>> Start Records to use

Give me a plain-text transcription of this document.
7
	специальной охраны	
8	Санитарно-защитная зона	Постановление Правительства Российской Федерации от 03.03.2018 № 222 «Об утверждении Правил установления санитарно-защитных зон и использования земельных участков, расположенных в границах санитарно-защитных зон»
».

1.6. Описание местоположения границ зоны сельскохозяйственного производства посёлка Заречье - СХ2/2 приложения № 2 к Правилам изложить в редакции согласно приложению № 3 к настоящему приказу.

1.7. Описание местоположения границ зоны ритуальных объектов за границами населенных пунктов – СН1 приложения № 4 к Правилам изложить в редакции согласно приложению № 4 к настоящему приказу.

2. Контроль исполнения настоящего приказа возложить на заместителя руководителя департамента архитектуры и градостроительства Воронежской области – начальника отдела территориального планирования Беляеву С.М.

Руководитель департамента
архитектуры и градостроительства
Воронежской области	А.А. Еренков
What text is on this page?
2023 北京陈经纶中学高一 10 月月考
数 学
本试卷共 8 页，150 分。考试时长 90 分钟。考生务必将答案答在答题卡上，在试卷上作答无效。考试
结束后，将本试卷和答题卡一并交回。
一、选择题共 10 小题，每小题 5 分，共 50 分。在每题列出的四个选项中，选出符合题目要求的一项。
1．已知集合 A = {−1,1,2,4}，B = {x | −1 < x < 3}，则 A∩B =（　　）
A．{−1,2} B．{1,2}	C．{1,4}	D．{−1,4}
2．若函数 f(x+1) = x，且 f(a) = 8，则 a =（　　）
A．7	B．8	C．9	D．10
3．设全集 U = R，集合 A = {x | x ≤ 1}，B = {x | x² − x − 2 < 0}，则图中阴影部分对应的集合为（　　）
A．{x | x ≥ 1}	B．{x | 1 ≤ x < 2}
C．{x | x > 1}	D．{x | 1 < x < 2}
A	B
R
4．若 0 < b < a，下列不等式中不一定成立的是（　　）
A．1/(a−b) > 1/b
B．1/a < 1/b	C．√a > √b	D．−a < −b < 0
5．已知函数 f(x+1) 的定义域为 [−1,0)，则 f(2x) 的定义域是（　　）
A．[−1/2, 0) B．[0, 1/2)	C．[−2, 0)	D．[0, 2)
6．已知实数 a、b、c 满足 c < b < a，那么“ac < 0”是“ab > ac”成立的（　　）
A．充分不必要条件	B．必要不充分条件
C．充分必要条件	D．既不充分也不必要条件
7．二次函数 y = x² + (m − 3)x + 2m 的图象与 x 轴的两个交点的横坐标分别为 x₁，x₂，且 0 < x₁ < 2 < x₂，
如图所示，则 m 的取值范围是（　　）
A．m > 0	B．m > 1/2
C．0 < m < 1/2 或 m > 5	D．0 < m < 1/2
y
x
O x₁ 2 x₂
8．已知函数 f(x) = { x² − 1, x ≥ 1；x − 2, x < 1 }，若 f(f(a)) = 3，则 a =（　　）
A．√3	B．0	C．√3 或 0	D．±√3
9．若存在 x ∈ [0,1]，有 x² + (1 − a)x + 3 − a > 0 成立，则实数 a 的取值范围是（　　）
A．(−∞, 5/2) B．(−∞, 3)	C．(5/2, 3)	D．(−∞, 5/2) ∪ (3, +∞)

>> End Records to use
>> Start Records to use

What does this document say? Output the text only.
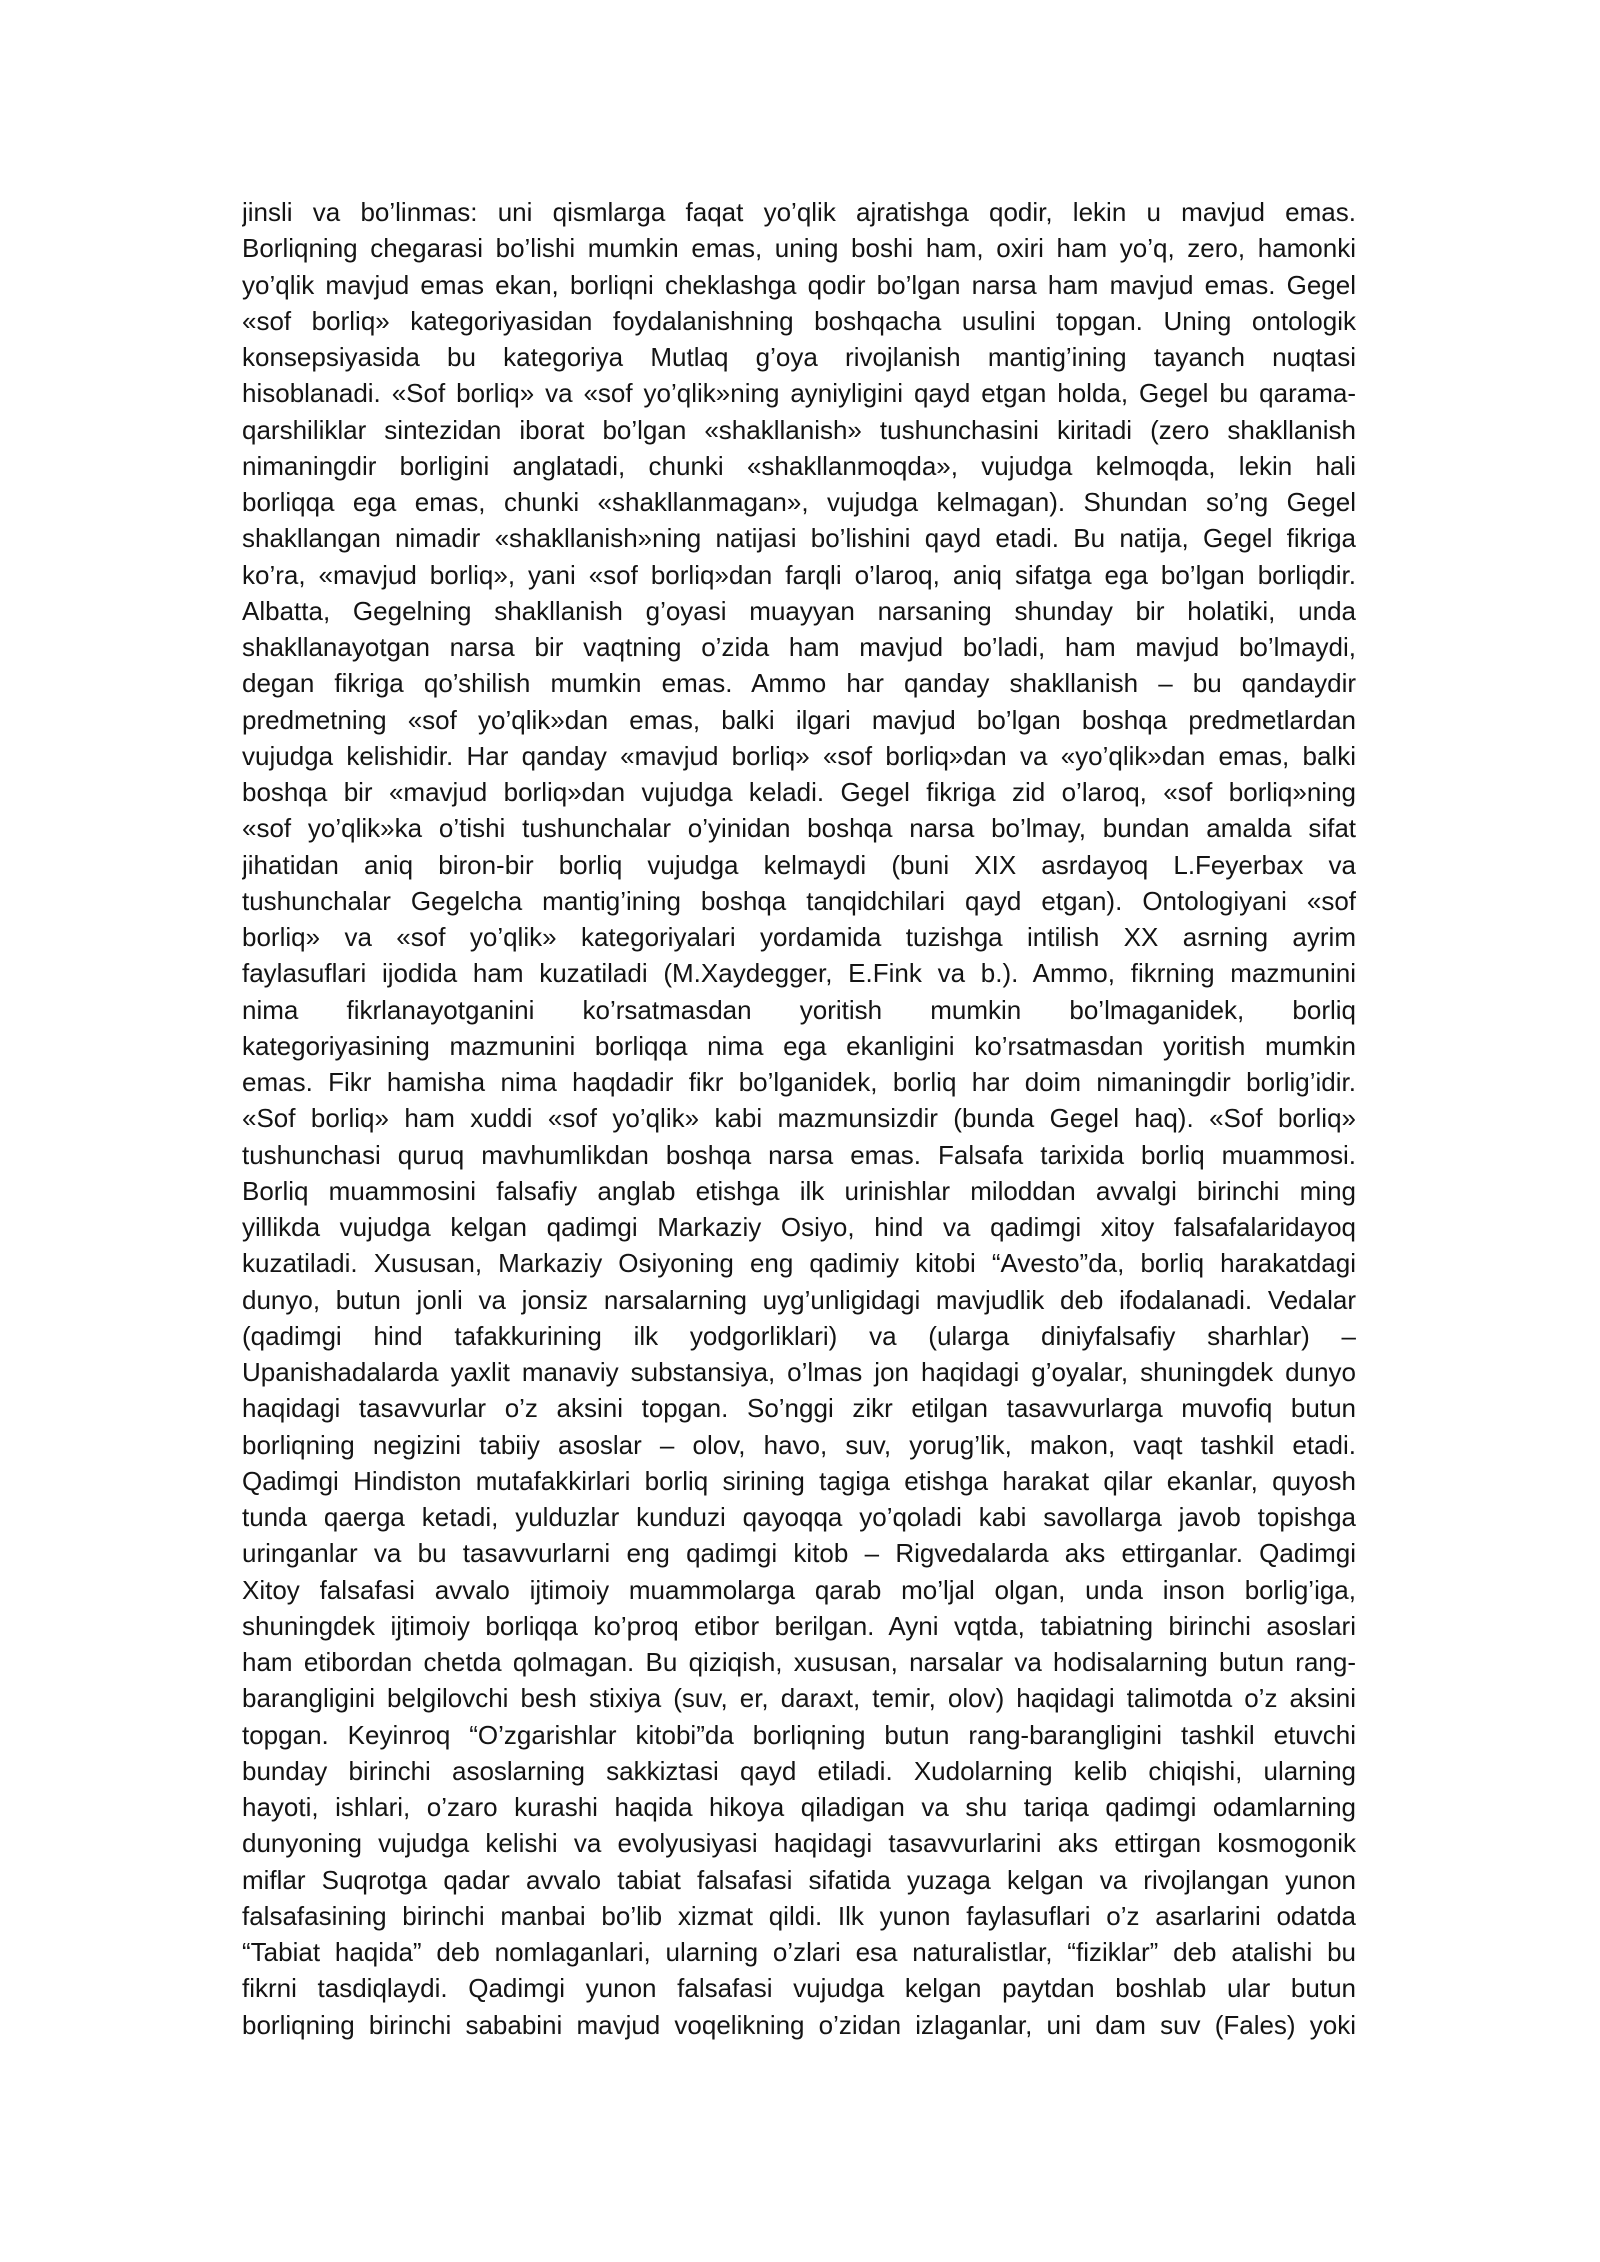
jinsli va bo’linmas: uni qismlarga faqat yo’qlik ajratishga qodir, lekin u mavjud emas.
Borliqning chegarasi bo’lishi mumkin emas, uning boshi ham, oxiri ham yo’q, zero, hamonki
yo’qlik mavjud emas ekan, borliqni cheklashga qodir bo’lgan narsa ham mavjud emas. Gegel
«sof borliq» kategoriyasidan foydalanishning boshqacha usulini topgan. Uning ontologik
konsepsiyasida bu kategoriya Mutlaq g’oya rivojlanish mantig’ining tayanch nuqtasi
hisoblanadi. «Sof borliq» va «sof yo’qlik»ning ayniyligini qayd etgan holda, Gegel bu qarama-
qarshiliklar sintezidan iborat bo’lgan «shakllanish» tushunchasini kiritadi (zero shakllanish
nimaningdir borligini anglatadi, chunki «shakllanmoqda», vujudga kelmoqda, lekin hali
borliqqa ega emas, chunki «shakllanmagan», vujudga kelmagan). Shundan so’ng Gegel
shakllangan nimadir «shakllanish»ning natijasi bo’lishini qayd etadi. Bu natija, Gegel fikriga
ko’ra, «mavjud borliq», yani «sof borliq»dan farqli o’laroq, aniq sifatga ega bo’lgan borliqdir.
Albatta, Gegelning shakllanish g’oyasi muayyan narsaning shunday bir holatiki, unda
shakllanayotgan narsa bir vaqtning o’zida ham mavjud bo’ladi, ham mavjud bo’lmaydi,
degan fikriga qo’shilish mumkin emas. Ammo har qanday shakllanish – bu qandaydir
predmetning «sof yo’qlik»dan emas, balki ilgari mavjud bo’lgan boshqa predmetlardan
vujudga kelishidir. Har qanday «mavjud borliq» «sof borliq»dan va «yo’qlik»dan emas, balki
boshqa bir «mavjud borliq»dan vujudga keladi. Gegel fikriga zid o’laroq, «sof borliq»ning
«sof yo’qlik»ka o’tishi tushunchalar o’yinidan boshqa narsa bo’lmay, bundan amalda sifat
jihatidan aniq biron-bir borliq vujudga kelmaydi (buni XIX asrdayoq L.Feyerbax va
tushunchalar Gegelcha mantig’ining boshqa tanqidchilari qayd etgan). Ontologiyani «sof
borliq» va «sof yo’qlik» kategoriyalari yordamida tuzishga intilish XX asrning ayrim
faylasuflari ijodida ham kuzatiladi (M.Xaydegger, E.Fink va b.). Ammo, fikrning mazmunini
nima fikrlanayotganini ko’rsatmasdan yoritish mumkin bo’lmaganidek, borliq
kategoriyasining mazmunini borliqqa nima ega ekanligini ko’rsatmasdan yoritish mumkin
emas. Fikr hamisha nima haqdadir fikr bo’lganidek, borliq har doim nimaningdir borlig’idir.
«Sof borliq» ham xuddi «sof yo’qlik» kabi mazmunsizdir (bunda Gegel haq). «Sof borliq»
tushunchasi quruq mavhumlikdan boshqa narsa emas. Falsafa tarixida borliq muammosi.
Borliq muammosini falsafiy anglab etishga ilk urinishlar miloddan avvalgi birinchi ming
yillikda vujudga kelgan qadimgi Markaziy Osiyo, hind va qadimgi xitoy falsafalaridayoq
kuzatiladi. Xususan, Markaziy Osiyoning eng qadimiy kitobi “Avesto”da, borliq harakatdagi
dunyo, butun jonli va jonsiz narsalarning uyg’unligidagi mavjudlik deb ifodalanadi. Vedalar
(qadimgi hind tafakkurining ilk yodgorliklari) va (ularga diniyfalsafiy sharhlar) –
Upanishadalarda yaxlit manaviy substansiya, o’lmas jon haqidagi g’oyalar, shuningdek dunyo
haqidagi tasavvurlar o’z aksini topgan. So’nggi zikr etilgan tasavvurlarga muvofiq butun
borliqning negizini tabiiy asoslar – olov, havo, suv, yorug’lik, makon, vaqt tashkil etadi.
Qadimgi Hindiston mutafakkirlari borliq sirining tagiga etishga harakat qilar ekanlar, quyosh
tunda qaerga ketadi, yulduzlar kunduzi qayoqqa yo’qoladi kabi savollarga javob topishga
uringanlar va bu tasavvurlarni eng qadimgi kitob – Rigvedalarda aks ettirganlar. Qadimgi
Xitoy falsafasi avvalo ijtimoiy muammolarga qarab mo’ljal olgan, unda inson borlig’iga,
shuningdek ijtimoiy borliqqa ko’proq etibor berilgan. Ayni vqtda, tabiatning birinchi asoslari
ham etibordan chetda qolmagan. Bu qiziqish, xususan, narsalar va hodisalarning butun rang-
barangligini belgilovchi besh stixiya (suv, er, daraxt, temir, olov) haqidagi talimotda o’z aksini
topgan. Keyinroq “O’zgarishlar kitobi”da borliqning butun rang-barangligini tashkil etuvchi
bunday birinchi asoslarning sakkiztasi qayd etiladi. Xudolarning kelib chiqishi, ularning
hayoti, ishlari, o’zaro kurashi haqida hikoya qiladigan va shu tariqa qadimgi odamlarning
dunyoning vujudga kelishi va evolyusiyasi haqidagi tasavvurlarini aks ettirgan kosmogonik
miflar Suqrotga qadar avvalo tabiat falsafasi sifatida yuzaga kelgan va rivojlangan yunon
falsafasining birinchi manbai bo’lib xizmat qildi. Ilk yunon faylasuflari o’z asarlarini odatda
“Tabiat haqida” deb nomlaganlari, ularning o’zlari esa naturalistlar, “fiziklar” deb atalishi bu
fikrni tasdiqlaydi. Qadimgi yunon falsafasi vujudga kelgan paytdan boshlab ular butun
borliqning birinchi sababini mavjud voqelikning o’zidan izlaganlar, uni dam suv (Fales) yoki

>> End Records to use

What the task requires:
Return each line where "shuningdek" shows up.

Finished exercise:
Upanishadalarda yaxlit manaviy substansiya, o’lmas jon haqidagi g’oyalar, shuningdek dunyo
shuningdek ijtimoiy borliqqa ko’proq etibor berilgan. Ayni vqtda, tabiatning birinchi asoslari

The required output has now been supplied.